**Directions for this task**
Exactly reproduce each record listed below.

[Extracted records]
------------------------------------------------
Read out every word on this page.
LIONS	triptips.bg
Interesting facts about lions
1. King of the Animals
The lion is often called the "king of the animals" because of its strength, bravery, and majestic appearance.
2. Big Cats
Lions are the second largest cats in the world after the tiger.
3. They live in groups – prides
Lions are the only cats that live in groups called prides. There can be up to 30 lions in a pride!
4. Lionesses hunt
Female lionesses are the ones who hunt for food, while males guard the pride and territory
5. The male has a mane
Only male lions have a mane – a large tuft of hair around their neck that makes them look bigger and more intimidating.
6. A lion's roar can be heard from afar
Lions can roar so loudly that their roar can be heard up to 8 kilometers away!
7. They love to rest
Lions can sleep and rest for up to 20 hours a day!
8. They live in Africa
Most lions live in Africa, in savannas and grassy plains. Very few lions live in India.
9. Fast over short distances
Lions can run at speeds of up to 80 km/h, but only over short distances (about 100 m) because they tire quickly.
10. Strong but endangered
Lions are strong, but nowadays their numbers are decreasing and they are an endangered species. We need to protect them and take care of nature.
------------------------------------------------
**Written response**
Read out every word on this page.
LIONS	triptips.bg
Interesting facts about lions
1. King of the Animals
The lion is often called the "king of the animals" because of its strength, bravery, and majestic appearance.
2. Big Cats
Lions are the second largest cats in the world after the tiger.
3. They live in groups – prides
Lions are the only cats that live in groups called prides. There can be up to 30 lions in a pride!
4. Lionesses hunt
Female lionesses are the ones who hunt for food, while males guard the pride and territory
5. The male has a mane
Only male lions have a mane – a large tuft of hair around their neck that makes them look bigger and more intimidating.
6. A lion's roar can be heard from afar
Lions can roar so loudly that their roar can be heard up to 8 kilometers away!
7. They love to rest
Lions can sleep and rest for up to 20 hours a day!
8. They live in Africa
Most lions live in Africa, in savannas and grassy plains. Very few lions live in India.
9. Fast over short distances
Lions can run at speeds of up to 80 km/h, but only over short distances (about 100 m) because they tire quickly.
10. Strong but endangered
Lions are strong, but nowadays their numbers are decreasing and they are an endangered species. We need to protect them and take care of nature.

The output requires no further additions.